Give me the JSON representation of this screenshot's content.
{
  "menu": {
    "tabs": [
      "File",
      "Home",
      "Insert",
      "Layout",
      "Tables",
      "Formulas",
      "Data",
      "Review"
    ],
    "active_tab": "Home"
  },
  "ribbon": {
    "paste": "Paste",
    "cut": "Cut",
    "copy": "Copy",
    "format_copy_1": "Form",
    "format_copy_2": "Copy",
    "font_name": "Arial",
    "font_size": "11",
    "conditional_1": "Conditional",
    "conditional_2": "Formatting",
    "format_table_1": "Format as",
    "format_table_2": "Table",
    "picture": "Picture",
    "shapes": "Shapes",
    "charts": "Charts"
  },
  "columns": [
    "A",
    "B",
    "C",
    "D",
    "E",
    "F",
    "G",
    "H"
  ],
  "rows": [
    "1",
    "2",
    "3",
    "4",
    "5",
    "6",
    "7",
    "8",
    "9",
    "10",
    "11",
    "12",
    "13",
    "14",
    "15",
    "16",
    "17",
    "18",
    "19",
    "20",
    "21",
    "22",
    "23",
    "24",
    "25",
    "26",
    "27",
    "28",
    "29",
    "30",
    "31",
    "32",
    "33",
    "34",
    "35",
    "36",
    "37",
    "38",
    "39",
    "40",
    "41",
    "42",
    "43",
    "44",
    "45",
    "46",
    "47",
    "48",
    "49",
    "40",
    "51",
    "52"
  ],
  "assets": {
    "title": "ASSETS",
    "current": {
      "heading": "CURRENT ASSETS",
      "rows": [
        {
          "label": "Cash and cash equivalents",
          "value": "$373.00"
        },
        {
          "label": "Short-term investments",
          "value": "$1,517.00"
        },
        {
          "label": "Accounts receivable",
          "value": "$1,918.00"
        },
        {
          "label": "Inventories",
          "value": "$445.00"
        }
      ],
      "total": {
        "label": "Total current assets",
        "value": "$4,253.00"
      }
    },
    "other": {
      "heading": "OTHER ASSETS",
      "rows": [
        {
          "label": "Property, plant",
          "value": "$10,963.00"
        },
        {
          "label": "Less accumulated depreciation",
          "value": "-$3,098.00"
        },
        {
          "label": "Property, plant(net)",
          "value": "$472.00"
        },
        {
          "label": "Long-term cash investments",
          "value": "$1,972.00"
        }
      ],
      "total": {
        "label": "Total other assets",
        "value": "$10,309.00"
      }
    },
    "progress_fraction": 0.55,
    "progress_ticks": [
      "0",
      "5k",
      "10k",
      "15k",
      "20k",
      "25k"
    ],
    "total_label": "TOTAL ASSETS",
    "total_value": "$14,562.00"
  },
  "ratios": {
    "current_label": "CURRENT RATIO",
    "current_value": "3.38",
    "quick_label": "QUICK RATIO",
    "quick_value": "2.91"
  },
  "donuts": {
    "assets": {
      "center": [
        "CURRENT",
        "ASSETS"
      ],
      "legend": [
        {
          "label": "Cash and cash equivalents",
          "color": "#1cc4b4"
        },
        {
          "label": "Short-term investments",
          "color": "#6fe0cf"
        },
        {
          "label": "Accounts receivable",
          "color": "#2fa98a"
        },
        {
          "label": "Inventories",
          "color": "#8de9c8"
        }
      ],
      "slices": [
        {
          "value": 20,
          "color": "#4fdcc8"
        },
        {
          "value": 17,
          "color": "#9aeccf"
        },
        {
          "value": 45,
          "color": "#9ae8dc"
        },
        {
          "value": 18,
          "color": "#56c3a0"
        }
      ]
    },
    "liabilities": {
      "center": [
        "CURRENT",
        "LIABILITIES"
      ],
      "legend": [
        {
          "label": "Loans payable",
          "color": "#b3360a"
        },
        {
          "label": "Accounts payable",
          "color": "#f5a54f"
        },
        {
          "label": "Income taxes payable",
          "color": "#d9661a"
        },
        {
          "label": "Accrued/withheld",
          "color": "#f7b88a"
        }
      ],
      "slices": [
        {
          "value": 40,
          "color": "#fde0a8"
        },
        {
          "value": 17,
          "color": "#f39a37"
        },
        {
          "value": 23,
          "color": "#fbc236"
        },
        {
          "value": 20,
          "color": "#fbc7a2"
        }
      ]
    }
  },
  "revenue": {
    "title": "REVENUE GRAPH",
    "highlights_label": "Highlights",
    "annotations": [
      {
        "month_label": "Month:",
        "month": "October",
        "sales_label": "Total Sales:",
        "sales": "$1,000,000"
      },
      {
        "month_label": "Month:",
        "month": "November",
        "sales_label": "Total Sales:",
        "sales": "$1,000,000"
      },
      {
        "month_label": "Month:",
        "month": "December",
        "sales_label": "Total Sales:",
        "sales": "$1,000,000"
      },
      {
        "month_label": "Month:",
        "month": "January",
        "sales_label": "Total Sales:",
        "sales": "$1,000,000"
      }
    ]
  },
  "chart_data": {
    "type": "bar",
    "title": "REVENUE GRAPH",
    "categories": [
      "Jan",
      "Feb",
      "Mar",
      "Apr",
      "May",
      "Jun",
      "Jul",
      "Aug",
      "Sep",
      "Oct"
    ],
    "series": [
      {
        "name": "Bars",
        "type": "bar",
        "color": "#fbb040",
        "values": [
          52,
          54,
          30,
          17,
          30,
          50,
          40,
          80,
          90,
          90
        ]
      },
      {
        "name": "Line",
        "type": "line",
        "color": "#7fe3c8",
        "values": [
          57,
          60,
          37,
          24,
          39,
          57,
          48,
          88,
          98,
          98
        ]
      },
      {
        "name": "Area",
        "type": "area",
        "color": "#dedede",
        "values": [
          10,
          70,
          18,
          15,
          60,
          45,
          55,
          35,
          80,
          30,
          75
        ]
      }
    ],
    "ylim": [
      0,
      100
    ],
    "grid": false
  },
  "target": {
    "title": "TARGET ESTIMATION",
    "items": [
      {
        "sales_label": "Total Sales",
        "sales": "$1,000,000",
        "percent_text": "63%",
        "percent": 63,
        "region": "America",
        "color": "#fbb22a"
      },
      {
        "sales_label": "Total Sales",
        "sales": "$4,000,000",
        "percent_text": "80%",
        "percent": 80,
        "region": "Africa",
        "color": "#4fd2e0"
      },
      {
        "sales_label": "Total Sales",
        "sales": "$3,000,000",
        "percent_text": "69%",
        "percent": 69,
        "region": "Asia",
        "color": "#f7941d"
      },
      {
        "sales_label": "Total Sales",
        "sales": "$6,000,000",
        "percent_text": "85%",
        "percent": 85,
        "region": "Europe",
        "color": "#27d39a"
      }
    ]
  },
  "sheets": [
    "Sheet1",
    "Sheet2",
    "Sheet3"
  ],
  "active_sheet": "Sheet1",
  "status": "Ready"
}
^^^^^^^^
=== Instructions to follow ===
Output the records exactly, including every line.

=== Answer for this exercise ===
Give me the JSON representation of this screenshot's content.
{
  "menu": {
    "tabs": [
      "File",
      "Home",
      "Insert",
      "Layout",
      "Tables",
      "Formulas",
      "Data",
      "Review"
    ],
    "active_tab": "Home"
  },
  "ribbon": {
    "paste": "Paste",
    "cut": "Cut",
    "copy": "Copy",
    "format_copy_1": "Form",
    "format_copy_2": "Copy",
    "font_name": "Arial",
    "font_size": "11",
    "conditional_1": "Conditional",
    "conditional_2": "Formatting",
    "format_table_1": "Format as",
    "format_table_2": "Table",
    "picture": "Picture",
    "shapes": "Shapes",
    "charts": "Charts"
  },
  "columns": [
    "A",
    "B",
    "C",
    "D",
    "E",
    "F",
    "G",
    "H"
  ],
  "rows": [
    "1",
    "2",
    "3",
    "4",
    "5",
    "6",
    "7",
    "8",
    "9",
    "10",
    "11",
    "12",
    "13",
    "14",
    "15",
    "16",
    "17",
    "18",
    "19",
    "20",
    "21",
    "22",
    "23",
    "24",
    "25",
    "26",
    "27",
    "28",
    "29",
    "30",
    "31",
    "32",
    "33",
    "34",
    "35",
    "36",
    "37",
    "38",
    "39",
    "40",
    "41",
    "42",
    "43",
    "44",
    "45",
    "46",
    "47",
    "48",
    "49",
    "40",
    "51",
    "52"
  ],
  "assets": {
    "title": "ASSETS",
    "current": {
      "heading": "CURRENT ASSETS",
      "rows": [
        {
          "label": "Cash and cash equivalents",
          "value": "$373.00"
        },
        {
          "label": "Short-term investments",
          "value": "$1,517.00"
        },
        {
          "label": "Accounts receivable",
          "value": "$1,918.00"
        },
        {
          "label": "Inventories",
          "value": "$445.00"
        }
      ],
      "total": {
        "label": "Total current assets",
        "value": "$4,253.00"
      }
    },
    "other": {
      "heading": "OTHER ASSETS",
      "rows": [
        {
          "label": "Property, plant",
          "value": "$10,963.00"
        },
        {
          "label": "Less accumulated depreciation",
          "value": "-$3,098.00"
        },
        {
          "label": "Property, plant(net)",
          "value": "$472.00"
        },
        {
          "label": "Long-term cash investments",
          "value": "$1,972.00"
        }
      ],
      "total": {
        "label": "Total other assets",
        "value": "$10,309.00"
      }
    },
    "progress_fraction": 0.55,
    "progress_ticks": [
      "0",
      "5k",
      "10k",
      "15k",
      "20k",
      "25k"
    ],
    "total_label": "TOTAL ASSETS",
    "total_value": "$14,562.00"
  },
  "ratios": {
    "current_label": "CURRENT RATIO",
    "current_value": "3.38",
    "quick_label": "QUICK RATIO",
    "quick_value": "2.91"
  },
  "donuts": {
    "assets": {
      "center": [
        "CURRENT",
        "ASSETS"
      ],
      "legend": [
        {
          "label": "Cash and cash equivalents",
          "color": "#1cc4b4"
        },
        {
          "label": "Short-term investments",
          "color": "#6fe0cf"
        },
        {
          "label": "Accounts receivable",
          "color": "#2fa98a"
        },
        {
          "label": "Inventories",
          "color": "#8de9c8"
        }
      ],
      "slices": [
        {
          "value": 20,
          "color": "#4fdcc8"
        },
        {
          "value": 17,
          "color": "#9aeccf"
        },
        {
          "value": 45,
          "color": "#9ae8dc"
        },
        {
          "value": 18,
          "color": "#56c3a0"
        }
      ]
    },
    "liabilities": {
      "center": [
        "CURRENT",
        "LIABILITIES"
      ],
      "legend": [
        {
          "label": "Loans payable",
          "color": "#b3360a"
        },
        {
          "label": "Accounts payable",
          "color": "#f5a54f"
        },
        {
          "label": "Income taxes payable",
          "color": "#d9661a"
        },
        {
          "label": "Accrued/withheld",
          "color": "#f7b88a"
        }
      ],
      "slices": [
        {
          "value": 40,
          "color": "#fde0a8"
        },
        {
          "value": 17,
          "color": "#f39a37"
        },
        {
          "value": 23,
          "color": "#fbc236"
        },
        {
          "value": 20,
          "color": "#fbc7a2"
        }
      ]
    }
  },
  "revenue": {
    "title": "REVENUE GRAPH",
    "highlights_label": "Highlights",
    "annotations": [
      {
        "month_label": "Month:",
        "month": "October",
        "sales_label": "Total Sales:",
        "sales": "$1,000,000"
      },
      {
        "month_label": "Month:",
        "month": "November",
        "sales_label": "Total Sales:",
        "sales": "$1,000,000"
      },
      {
        "month_label": "Month:",
        "month": "December",
        "sales_label": "Total Sales:",
        "sales": "$1,000,000"
      },
      {
        "month_label": "Month:",
        "month": "January",
        "sales_label": "Total Sales:",
        "sales": "$1,000,000"
      }
    ]
  },
  "chart_data": {
    "type": "bar",
    "title": "REVENUE GRAPH",
    "categories": [
      "Jan",
      "Feb",
      "Mar",
      "Apr",
      "May",
      "Jun",
      "Jul",
      "Aug",
      "Sep",
      "Oct"
    ],
    "series": [
      {
        "name": "Bars",
        "type": "bar",
        "color": "#fbb040",
        "values": [
          52,
          54,
          30,
          17,
          30,
          50,
          40,
          80,
          90,
          90
        ]
      },
      {
        "name": "Line",
        "type": "line",
        "color": "#7fe3c8",
        "values": [
          57,
          60,
          37,
          24,
          39,
          57,
          48,
          88,
          98,
          98
        ]
      },
      {
        "name": "Area",
        "type": "area",
        "color": "#dedede",
        "values": [
          10,
          70,
          18,
          15,
          60,
          45,
          55,
          35,
          80,
          30,
          75
        ]
      }
    ],
    "ylim": [
      0,
      100
    ],
    "grid": false
  },
  "target": {
    "title": "TARGET ESTIMATION",
    "items": [
      {
        "sales_label": "Total Sales",
        "sales": "$1,000,000",
        "percent_text": "63%",
        "percent": 63,
        "region": "America",
        "color": "#fbb22a"
      },
      {
        "sales_label": "Total Sales",
        "sales": "$4,000,000",
        "percent_text": "80%",
        "percent": 80,
        "region": "Africa",
        "color": "#4fd2e0"
      },
      {
        "sales_label": "Total Sales",
        "sales": "$3,000,000",
        "percent_text": "69%",
        "percent": 69,
        "region": "Asia",
        "color": "#f7941d"
      },
      {
        "sales_label": "Total Sales",
        "sales": "$6,000,000",
        "percent_text": "85%",
        "percent": 85,
        "region": "Europe",
        "color": "#27d39a"
      }
    ]
  },
  "sheets": [
    "Sheet1",
    "Sheet2",
    "Sheet3"
  ],
  "active_sheet": "Sheet1",
  "status": "Ready"
}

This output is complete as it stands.